Transcribe the material below exactly as it appears.

━━━━━━━━━━━━━━━━━━━━━━━━━━━━━━

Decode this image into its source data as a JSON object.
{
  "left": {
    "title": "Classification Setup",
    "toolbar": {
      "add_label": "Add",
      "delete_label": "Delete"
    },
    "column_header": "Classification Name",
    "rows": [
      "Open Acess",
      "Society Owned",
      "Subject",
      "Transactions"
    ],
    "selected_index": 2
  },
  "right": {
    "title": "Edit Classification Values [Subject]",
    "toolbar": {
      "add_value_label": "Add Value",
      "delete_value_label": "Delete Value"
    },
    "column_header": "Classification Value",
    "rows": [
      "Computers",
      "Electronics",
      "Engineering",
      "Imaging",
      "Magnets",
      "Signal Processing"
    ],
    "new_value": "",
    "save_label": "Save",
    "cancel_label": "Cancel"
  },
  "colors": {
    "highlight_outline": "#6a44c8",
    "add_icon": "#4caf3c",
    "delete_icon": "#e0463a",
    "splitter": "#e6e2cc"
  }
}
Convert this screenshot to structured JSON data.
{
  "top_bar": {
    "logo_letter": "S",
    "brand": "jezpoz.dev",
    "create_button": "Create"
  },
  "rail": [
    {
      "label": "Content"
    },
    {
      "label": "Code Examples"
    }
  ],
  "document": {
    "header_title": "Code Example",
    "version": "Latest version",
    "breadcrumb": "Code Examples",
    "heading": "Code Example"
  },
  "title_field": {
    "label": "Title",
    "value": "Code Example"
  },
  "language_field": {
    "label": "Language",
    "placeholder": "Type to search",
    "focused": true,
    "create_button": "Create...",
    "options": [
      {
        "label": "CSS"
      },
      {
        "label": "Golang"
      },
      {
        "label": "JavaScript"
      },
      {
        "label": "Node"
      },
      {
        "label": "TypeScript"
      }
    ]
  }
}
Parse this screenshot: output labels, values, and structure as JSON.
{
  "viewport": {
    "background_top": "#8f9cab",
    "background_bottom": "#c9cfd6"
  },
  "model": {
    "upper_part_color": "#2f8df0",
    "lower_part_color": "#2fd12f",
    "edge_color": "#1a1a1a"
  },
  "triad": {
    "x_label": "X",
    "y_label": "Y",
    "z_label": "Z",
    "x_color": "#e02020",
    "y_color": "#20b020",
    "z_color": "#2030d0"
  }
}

━━━━━━━━━━━━━━━━━━━━━━━━━━━━━━

RESPONSE TO THIS TASK:
Decode this image into its source data as a JSON object.
{
  "left": {
    "title": "Classification Setup",
    "toolbar": {
      "add_label": "Add",
      "delete_label": "Delete"
    },
    "column_header": "Classification Name",
    "rows": [
      "Open Acess",
      "Society Owned",
      "Subject",
      "Transactions"
    ],
    "selected_index": 2
  },
  "right": {
    "title": "Edit Classification Values [Subject]",
    "toolbar": {
      "add_value_label": "Add Value",
      "delete_value_label": "Delete Value"
    },
    "column_header": "Classification Value",
    "rows": [
      "Computers",
      "Electronics",
      "Engineering",
      "Imaging",
      "Magnets",
      "Signal Processing"
    ],
    "new_value": "",
    "save_label": "Save",
    "cancel_label": "Cancel"
  },
  "colors": {
    "highlight_outline": "#6a44c8",
    "add_icon": "#4caf3c",
    "delete_icon": "#e0463a",
    "splitter": "#e6e2cc"
  }
}
Convert this screenshot to structured JSON data.
{
  "top_bar": {
    "logo_letter": "S",
    "brand": "jezpoz.dev",
    "create_button": "Create"
  },
  "rail": [
    {
      "label": "Content"
    },
    {
      "label": "Code Examples"
    }
  ],
  "document": {
    "header_title": "Code Example",
    "version": "Latest version",
    "breadcrumb": "Code Examples",
    "heading": "Code Example"
  },
  "title_field": {
    "label": "Title",
    "value": "Code Example"
  },
  "language_field": {
    "label": "Language",
    "placeholder": "Type to search",
    "focused": true,
    "create_button": "Create...",
    "options": [
      {
        "label": "CSS"
      },
      {
        "label": "Golang"
      },
      {
        "label": "JavaScript"
      },
      {
        "label": "Node"
      },
      {
        "label": "TypeScript"
      }
    ]
  }
}
Parse this screenshot: output labels, values, and structure as JSON.
{
  "viewport": {
    "background_top": "#8f9cab",
    "background_bottom": "#c9cfd6"
  },
  "model": {
    "upper_part_color": "#2f8df0",
    "lower_part_color": "#2fd12f",
    "edge_color": "#1a1a1a"
  },
  "triad": {
    "x_label": "X",
    "y_label": "Y",
    "z_label": "Z",
    "x_color": "#e02020",
    "y_color": "#20b020",
    "z_color": "#2030d0"
  }
}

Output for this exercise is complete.